▶ EXERCISE DETAILS:
Exactly as they appear, output all of the entries.

(Records from a data collection)
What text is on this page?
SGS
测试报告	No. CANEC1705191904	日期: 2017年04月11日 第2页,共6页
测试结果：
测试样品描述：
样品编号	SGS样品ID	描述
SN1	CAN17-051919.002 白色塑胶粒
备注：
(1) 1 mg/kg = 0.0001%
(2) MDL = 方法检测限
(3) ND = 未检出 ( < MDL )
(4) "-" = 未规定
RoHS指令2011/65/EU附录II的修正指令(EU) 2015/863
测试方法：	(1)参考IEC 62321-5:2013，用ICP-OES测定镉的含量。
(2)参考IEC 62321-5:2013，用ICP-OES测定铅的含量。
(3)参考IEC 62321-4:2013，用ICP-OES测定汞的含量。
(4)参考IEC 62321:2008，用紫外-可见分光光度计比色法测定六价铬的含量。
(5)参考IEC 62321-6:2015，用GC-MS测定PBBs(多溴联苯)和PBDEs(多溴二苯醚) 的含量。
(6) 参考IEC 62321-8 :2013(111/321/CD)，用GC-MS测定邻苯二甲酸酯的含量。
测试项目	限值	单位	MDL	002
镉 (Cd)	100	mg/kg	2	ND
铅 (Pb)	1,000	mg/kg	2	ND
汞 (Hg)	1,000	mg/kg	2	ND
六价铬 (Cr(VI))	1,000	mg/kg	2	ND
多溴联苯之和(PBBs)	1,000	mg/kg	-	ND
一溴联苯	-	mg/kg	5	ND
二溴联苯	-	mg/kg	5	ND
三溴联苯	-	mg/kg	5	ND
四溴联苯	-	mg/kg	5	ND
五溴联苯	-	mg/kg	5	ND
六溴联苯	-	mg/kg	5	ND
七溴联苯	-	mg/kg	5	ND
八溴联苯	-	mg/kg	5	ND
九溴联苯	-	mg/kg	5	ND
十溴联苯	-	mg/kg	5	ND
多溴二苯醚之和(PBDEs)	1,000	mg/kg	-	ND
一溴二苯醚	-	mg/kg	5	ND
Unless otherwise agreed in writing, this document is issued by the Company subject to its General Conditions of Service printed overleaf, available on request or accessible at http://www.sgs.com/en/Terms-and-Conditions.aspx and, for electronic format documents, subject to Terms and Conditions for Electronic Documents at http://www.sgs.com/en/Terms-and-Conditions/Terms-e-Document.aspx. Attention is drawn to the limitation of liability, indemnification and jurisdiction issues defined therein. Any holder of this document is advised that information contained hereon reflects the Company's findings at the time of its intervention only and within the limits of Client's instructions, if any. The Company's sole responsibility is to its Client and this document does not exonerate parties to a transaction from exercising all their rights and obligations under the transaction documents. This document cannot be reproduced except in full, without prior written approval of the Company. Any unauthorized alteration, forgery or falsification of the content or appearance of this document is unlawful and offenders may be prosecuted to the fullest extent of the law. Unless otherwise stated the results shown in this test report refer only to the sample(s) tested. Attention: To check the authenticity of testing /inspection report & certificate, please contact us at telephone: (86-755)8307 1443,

▶ ANSWER IN FULL:
What text is on this page?
SGS
测试报告	No. CANEC1705191904	日期: 2017年04月11日 第2页,共6页
测试结果：
测试样品描述：
样品编号	SGS样品ID	描述
SN1	CAN17-051919.002 白色塑胶粒
备注：
(1) 1 mg/kg = 0.0001%
(2) MDL = 方法检测限
(3) ND = 未检出 ( < MDL )
(4) "-" = 未规定
RoHS指令2011/65/EU附录II的修正指令(EU) 2015/863
测试方法：	(1)参考IEC 62321-5:2013，用ICP-OES测定镉的含量。
(2)参考IEC 62321-5:2013，用ICP-OES测定铅的含量。
(3)参考IEC 62321-4:2013，用ICP-OES测定汞的含量。
(4)参考IEC 62321:2008，用紫外-可见分光光度计比色法测定六价铬的含量。
(5)参考IEC 62321-6:2015，用GC-MS测定PBBs(多溴联苯)和PBDEs(多溴二苯醚) 的含量。
(6) 参考IEC 62321-8 :2013(111/321/CD)，用GC-MS测定邻苯二甲酸酯的含量。
测试项目	限值	单位	MDL	002
镉 (Cd)	100	mg/kg	2	ND
铅 (Pb)	1,000	mg/kg	2	ND
汞 (Hg)	1,000	mg/kg	2	ND
六价铬 (Cr(VI))	1,000	mg/kg	2	ND
多溴联苯之和(PBBs)	1,000	mg/kg	-	ND
一溴联苯	-	mg/kg	5	ND
二溴联苯	-	mg/kg	5	ND
三溴联苯	-	mg/kg	5	ND
四溴联苯	-	mg/kg	5	ND
五溴联苯	-	mg/kg	5	ND
六溴联苯	-	mg/kg	5	ND
七溴联苯	-	mg/kg	5	ND
八溴联苯	-	mg/kg	5	ND
九溴联苯	-	mg/kg	5	ND
十溴联苯	-	mg/kg	5	ND
多溴二苯醚之和(PBDEs)	1,000	mg/kg	-	ND
一溴二苯醚	-	mg/kg	5	ND
Unless otherwise agreed in writing, this document is issued by the Company subject to its General Conditions of Service printed overleaf, available on request or accessible at http://www.sgs.com/en/Terms-and-Conditions.aspx and, for electronic format documents, subject to Terms and Conditions for Electronic Documents at http://www.sgs.com/en/Terms-and-Conditions/Terms-e-Document.aspx. Attention is drawn to the limitation of liability, indemnification and jurisdiction issues defined therein. Any holder of this document is advised that information contained hereon reflects the Company's findings at the time of its intervention only and within the limits of Client's instructions, if any. The Company's sole responsibility is to its Client and this document does not exonerate parties to a transaction from exercising all their rights and obligations under the transaction documents. This document cannot be reproduced except in full, without prior written approval of the Company. Any unauthorized alteration, forgery or falsification of the content or appearance of this document is unlawful and offenders may be prosecuted to the fullest extent of the law. Unless otherwise stated the results shown in this test report refer only to the sample(s) tested. Attention: To check the authenticity of testing /inspection report & certificate, please contact us at telephone: (86-755)8307 1443,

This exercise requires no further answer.